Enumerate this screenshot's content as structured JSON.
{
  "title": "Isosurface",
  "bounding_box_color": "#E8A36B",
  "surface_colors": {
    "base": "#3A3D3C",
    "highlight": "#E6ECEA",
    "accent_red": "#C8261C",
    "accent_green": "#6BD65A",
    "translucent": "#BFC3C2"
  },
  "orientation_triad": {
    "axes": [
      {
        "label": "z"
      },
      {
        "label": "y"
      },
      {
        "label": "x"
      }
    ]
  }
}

++++++++++

▶ _Instructions to follow_:
Repeat the preceding lines exactly, please, every one of them.

▶ _The reply_:
Enumerate this screenshot's content as structured JSON.
{
  "title": "Isosurface",
  "bounding_box_color": "#E8A36B",
  "surface_colors": {
    "base": "#3A3D3C",
    "highlight": "#E6ECEA",
    "accent_red": "#C8261C",
    "accent_green": "#6BD65A",
    "translucent": "#BFC3C2"
  },
  "orientation_triad": {
    "axes": [
      {
        "label": "z"
      },
      {
        "label": "y"
      },
      {
        "label": "x"
      }
    ]
  }
}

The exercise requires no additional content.